INPUT MATERIAL

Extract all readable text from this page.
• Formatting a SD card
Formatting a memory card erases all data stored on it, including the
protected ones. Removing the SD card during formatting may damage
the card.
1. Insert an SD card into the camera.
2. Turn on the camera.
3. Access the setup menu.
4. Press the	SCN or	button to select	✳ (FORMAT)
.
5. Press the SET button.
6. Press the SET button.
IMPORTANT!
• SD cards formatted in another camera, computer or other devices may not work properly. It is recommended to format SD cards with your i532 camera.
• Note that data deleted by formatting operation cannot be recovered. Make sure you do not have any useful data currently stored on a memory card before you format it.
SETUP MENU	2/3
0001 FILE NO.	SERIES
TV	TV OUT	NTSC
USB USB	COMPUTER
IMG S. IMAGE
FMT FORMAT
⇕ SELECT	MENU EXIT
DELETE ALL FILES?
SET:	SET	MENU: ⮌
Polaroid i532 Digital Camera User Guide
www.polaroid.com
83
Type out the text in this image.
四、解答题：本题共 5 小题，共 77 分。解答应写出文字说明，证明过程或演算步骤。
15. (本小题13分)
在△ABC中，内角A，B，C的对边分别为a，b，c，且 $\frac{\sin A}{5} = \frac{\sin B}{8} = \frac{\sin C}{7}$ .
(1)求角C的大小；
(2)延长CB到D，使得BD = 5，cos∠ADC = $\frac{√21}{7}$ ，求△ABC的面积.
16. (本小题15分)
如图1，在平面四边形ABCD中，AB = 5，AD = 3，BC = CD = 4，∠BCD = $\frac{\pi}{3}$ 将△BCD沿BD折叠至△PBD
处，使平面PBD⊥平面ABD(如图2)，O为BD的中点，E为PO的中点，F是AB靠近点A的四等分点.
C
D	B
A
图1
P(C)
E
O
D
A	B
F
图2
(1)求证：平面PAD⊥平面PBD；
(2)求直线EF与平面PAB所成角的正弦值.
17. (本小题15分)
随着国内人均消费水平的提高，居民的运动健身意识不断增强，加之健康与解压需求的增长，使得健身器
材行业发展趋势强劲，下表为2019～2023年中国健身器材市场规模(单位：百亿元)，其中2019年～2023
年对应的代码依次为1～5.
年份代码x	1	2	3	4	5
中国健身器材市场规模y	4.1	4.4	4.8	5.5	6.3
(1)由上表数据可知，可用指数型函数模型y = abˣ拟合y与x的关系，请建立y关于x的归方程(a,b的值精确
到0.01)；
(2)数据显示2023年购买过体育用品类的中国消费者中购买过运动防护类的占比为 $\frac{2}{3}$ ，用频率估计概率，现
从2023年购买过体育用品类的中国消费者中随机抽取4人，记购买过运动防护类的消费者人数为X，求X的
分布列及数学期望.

WHAT YOU WILL DO
Repeat the data in its entirety, character for character.

SOLVED EXERCISE
Extract all readable text from this page.
• Formatting a SD card
Formatting a memory card erases all data stored on it, including the
protected ones. Removing the SD card during formatting may damage
the card.
1. Insert an SD card into the camera.
2. Turn on the camera.
3. Access the setup menu.
4. Press the	SCN or	button to select	✳ (FORMAT)
.
5. Press the SET button.
6. Press the SET button.
IMPORTANT!
• SD cards formatted in another camera, computer or other devices may not work properly. It is recommended to format SD cards with your i532 camera.
• Note that data deleted by formatting operation cannot be recovered. Make sure you do not have any useful data currently stored on a memory card before you format it.
SETUP MENU	2/3
0001 FILE NO.	SERIES
TV	TV OUT	NTSC
USB USB	COMPUTER
IMG S. IMAGE
FMT FORMAT
⇕ SELECT	MENU EXIT
DELETE ALL FILES?
SET:	SET	MENU: ⮌
Polaroid i532 Digital Camera User Guide
www.polaroid.com
83
Type out the text in this image.
四、解答题：本题共 5 小题，共 77 分。解答应写出文字说明，证明过程或演算步骤。
15. (本小题13分)
在△ABC中，内角A，B，C的对边分别为a，b，c，且 $\frac{\sin A}{5} = \frac{\sin B}{8} = \frac{\sin C}{7}$ .
(1)求角C的大小；
(2)延长CB到D，使得BD = 5，cos∠ADC = $\frac{√21}{7}$ ，求△ABC的面积.
16. (本小题15分)
如图1，在平面四边形ABCD中，AB = 5，AD = 3，BC = CD = 4，∠BCD = $\frac{\pi}{3}$ 将△BCD沿BD折叠至△PBD
处，使平面PBD⊥平面ABD(如图2)，O为BD的中点，E为PO的中点，F是AB靠近点A的四等分点.
C
D	B
A
图1
P(C)
E
O
D
A	B
F
图2
(1)求证：平面PAD⊥平面PBD；
(2)求直线EF与平面PAB所成角的正弦值.
17. (本小题15分)
随着国内人均消费水平的提高，居民的运动健身意识不断增强，加之健康与解压需求的增长，使得健身器
材行业发展趋势强劲，下表为2019～2023年中国健身器材市场规模(单位：百亿元)，其中2019年～2023
年对应的代码依次为1～5.
年份代码x	1	2	3	4	5
中国健身器材市场规模y	4.1	4.4	4.8	5.5	6.3
(1)由上表数据可知，可用指数型函数模型y = abˣ拟合y与x的关系，请建立y关于x的归方程(a,b的值精确
到0.01)；
(2)数据显示2023年购买过体育用品类的中国消费者中购买过运动防护类的占比为 $\frac{2}{3}$ ，用频率估计概率，现
从2023年购买过体育用品类的中国消费者中随机抽取4人，记购买过运动防护类的消费者人数为X，求X的
分布列及数学期望.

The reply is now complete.